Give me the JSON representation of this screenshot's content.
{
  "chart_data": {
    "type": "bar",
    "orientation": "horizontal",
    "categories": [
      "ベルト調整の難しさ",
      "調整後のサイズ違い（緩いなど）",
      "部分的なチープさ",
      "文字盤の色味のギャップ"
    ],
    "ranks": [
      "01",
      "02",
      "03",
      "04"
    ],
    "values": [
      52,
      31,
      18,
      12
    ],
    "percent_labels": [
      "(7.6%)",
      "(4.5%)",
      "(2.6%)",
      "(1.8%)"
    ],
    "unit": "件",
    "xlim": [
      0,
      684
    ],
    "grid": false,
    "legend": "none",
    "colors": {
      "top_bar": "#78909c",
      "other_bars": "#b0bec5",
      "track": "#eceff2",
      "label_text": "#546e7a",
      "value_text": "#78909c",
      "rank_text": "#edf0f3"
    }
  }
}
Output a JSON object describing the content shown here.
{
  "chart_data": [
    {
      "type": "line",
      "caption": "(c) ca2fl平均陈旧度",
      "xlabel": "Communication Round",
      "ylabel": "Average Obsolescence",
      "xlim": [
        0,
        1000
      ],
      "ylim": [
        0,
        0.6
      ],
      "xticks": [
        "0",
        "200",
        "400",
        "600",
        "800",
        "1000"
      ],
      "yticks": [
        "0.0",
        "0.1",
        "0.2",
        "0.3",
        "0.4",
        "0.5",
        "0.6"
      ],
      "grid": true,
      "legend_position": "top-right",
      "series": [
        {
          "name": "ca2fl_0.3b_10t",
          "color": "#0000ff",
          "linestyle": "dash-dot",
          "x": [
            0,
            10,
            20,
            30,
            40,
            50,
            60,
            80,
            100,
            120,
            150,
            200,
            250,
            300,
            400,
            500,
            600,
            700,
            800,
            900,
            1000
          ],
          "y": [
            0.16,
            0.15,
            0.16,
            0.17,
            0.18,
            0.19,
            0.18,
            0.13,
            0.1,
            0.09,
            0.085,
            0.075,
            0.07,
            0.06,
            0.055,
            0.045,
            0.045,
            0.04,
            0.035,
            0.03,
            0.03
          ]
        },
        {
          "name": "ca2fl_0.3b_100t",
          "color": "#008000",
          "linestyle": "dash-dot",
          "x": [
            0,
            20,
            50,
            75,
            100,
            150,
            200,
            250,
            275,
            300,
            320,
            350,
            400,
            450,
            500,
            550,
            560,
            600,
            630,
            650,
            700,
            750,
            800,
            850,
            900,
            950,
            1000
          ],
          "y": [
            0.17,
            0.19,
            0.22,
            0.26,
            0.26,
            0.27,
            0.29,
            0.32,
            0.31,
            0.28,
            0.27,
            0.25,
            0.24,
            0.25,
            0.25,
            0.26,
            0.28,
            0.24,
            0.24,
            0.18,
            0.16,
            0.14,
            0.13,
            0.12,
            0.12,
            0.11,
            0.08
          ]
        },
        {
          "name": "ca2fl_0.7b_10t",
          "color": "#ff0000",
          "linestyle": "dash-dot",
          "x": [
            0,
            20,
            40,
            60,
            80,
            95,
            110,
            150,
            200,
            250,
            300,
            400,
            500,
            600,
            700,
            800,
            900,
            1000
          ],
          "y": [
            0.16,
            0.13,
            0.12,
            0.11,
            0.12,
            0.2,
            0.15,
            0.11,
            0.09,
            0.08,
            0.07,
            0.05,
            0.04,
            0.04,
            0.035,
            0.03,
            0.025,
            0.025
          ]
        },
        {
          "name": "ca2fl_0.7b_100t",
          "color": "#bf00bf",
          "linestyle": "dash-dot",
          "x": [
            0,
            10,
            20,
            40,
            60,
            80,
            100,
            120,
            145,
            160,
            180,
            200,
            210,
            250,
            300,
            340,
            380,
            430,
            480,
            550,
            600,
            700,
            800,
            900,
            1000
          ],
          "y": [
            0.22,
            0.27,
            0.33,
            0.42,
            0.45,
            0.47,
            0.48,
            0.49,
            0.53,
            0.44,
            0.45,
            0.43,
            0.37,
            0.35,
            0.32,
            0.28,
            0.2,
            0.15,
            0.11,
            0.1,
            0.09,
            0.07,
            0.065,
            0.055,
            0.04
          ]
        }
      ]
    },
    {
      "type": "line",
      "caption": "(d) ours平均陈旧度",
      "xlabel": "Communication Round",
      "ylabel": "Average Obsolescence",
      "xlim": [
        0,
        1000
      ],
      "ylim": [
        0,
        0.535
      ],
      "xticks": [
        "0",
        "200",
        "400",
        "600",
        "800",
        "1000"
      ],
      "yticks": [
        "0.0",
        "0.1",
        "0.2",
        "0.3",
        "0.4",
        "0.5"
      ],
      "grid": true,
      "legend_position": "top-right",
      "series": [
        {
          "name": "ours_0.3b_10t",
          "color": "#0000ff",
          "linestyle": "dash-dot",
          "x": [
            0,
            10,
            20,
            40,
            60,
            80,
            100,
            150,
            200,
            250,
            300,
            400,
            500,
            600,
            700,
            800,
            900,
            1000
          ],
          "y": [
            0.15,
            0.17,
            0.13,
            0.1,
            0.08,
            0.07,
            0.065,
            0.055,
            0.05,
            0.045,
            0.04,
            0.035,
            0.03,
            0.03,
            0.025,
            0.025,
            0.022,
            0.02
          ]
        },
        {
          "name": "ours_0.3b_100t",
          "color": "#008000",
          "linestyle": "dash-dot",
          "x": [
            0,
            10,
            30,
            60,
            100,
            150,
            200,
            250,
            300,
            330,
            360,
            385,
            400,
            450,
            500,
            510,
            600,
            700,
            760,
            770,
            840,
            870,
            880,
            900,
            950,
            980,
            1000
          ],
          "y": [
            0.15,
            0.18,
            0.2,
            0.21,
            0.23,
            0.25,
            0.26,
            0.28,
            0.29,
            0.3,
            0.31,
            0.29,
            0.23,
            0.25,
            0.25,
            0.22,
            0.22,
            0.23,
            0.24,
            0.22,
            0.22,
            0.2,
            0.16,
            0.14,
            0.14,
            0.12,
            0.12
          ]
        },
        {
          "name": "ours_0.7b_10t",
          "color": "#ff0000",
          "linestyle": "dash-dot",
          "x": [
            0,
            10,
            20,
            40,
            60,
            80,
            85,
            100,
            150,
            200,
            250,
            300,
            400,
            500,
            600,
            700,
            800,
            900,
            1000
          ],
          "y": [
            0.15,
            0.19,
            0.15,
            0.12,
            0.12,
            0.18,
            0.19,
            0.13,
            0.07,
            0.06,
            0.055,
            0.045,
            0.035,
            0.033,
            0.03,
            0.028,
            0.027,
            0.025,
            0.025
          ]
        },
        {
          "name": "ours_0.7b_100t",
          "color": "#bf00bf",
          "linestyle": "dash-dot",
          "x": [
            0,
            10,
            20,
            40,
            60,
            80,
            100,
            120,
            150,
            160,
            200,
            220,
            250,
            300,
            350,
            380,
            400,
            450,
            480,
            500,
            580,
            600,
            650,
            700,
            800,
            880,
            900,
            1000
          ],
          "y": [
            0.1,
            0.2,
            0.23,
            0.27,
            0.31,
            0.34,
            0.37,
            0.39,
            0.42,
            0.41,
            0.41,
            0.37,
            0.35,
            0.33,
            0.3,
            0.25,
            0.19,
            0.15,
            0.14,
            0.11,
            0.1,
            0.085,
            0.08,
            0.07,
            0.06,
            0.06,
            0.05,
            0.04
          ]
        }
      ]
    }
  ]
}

......

**Exercise prompt**
Using the data above, copy each line that contains "name".

**In response**
          "name": "ca2fl_0.3b_10t",
          "name": "ca2fl_0.3b_100t",
          "name": "ca2fl_0.7b_10t",
          "name": "ca2fl_0.7b_100t",
          "name": "ours_0.3b_10t",
          "name": "ours_0.3b_100t",
          "name": "ours_0.7b_10t",
          "name": "ours_0.7b_100t",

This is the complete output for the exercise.